**AIM:** Copy the records word for word, from the very first line through the line that contains "What elements are".

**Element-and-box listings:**

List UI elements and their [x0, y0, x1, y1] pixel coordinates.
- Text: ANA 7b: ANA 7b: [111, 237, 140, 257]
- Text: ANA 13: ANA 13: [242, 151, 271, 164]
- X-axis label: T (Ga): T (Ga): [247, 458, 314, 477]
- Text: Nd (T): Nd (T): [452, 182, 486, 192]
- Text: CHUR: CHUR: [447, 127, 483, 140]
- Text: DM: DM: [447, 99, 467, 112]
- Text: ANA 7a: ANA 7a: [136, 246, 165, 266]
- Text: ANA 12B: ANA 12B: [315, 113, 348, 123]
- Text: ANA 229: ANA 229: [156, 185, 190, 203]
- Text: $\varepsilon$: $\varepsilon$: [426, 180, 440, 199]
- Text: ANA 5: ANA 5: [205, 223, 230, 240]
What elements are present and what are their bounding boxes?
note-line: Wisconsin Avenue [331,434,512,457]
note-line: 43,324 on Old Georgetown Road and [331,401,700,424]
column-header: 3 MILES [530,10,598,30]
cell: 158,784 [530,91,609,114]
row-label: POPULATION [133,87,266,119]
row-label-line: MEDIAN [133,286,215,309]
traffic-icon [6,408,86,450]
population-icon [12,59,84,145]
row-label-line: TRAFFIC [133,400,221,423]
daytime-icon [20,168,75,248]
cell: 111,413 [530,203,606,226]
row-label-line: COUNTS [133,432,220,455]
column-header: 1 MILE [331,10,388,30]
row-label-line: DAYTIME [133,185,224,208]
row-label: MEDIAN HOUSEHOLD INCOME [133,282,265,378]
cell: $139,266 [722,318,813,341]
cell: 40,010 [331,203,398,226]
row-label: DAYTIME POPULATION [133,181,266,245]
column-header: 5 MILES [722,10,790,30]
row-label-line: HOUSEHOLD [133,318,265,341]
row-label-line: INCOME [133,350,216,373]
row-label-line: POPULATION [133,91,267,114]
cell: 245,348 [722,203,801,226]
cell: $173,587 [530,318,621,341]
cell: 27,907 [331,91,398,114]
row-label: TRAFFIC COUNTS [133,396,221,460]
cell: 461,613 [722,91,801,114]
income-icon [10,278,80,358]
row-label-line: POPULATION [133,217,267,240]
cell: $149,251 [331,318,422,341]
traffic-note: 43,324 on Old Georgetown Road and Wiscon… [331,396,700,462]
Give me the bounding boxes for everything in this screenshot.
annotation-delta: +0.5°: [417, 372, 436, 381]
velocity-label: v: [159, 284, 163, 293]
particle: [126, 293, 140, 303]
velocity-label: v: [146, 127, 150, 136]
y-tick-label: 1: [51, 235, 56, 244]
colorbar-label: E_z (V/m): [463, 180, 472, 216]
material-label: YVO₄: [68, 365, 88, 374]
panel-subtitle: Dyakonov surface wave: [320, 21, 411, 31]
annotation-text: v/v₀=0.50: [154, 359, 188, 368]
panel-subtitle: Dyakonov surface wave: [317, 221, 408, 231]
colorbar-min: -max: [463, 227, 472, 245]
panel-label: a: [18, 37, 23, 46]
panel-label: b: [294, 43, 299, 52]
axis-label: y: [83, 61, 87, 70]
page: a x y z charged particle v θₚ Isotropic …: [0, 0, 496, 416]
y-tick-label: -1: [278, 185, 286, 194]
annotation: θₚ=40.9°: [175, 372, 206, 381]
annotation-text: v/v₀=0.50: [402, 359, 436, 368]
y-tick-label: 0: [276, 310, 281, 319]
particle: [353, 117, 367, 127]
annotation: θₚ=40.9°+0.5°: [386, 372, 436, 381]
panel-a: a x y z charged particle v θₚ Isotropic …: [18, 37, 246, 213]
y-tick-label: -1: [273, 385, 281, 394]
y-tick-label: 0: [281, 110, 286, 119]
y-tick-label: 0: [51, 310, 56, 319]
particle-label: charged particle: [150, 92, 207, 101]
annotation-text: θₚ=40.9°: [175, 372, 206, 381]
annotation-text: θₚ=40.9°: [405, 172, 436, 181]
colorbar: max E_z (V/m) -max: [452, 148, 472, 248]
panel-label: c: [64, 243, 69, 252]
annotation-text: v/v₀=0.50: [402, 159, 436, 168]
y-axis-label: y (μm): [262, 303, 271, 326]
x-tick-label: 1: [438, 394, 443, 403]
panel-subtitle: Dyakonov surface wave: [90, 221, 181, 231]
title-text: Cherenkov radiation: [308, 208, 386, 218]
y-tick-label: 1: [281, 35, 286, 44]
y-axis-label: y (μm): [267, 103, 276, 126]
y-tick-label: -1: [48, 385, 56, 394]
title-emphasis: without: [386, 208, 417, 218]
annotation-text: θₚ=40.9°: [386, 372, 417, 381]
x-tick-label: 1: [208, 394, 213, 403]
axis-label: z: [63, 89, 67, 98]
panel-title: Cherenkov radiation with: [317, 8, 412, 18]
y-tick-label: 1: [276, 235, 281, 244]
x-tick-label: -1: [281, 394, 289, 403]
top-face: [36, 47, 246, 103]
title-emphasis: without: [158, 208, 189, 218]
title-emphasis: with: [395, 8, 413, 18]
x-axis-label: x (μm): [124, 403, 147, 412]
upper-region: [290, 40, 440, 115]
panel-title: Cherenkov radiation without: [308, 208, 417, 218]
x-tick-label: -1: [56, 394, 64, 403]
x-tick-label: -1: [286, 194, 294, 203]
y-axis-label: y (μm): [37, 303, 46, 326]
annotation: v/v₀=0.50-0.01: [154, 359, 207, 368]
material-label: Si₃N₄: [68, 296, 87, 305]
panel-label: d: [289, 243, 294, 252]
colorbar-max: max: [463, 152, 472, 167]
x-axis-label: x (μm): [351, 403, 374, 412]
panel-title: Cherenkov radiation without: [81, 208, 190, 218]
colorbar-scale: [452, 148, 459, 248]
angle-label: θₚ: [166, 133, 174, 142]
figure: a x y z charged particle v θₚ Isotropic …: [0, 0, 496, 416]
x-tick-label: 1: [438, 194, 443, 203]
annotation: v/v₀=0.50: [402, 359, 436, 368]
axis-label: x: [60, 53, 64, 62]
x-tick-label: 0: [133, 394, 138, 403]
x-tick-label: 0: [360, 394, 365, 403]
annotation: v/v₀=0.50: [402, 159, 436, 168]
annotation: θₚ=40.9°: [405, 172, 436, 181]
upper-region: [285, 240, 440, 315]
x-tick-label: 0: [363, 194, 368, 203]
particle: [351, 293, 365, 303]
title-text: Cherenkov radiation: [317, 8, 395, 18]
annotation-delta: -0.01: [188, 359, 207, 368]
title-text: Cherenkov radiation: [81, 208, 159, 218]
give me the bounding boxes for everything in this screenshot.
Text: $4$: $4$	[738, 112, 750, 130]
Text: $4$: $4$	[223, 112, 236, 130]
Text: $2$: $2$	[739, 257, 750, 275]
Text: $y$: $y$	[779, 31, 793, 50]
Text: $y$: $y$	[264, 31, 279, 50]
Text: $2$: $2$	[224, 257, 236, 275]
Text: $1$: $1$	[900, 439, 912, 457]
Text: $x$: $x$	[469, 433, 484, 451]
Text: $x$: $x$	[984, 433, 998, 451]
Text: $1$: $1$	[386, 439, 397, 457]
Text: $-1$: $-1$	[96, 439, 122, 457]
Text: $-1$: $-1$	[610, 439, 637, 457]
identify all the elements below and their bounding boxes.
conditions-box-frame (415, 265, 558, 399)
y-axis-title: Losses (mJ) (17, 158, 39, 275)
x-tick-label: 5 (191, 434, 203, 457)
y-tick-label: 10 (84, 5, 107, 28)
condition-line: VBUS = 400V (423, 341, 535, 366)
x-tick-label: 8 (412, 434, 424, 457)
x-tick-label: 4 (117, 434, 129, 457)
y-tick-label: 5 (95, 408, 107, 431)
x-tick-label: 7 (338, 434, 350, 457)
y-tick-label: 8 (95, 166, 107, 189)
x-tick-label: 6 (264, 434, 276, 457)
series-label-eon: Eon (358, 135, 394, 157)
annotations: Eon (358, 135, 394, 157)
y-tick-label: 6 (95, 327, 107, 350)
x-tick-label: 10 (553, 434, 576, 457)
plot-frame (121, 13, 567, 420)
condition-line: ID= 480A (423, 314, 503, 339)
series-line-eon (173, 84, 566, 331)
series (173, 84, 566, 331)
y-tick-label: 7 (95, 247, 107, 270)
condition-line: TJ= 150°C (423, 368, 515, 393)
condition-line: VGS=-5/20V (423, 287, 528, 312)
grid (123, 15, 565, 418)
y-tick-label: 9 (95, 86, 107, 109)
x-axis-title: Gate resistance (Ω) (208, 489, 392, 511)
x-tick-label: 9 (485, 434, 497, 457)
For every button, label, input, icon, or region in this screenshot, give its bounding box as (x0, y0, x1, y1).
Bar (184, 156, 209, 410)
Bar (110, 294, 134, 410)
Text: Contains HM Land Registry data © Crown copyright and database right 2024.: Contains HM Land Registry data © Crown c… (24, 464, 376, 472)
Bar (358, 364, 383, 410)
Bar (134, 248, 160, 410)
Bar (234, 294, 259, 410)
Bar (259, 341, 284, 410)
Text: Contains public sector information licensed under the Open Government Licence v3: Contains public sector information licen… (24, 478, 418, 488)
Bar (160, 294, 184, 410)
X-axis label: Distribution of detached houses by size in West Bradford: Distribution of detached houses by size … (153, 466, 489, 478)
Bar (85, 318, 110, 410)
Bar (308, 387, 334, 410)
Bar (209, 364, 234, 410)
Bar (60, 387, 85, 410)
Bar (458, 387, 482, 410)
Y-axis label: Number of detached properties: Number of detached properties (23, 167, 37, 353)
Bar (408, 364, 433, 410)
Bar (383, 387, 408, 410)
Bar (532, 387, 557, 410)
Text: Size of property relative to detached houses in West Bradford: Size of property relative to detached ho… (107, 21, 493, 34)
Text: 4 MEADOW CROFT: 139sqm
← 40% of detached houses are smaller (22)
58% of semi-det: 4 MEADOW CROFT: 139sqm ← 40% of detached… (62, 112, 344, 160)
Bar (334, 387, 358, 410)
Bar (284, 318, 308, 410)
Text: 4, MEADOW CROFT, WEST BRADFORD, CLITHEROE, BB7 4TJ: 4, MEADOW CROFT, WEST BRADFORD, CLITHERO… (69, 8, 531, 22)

**ANSWER TO THE EXERCISE:**
List UI elements and their [x0, y0, x1, y1] pixel coordinates.
- Text: ANA 7b: ANA 7b: [111, 237, 140, 257]
- Text: ANA 13: ANA 13: [242, 151, 271, 164]
- X-axis label: T (Ga): T (Ga): [247, 458, 314, 477]
- Text: Nd (T): Nd (T): [452, 182, 486, 192]
- Text: CHUR: CHUR: [447, 127, 483, 140]
- Text: DM: DM: [447, 99, 467, 112]
- Text: ANA 7a: ANA 7a: [136, 246, 165, 266]
- Text: ANA 12B: ANA 12B: [315, 113, 348, 123]
- Text: ANA 229: ANA 229: [156, 185, 190, 203]
- Text: $\varepsilon$: $\varepsilon$: [426, 180, 440, 199]
- Text: ANA 5: ANA 5: [205, 223, 230, 240]
What elements are present and what are their bounding boxes?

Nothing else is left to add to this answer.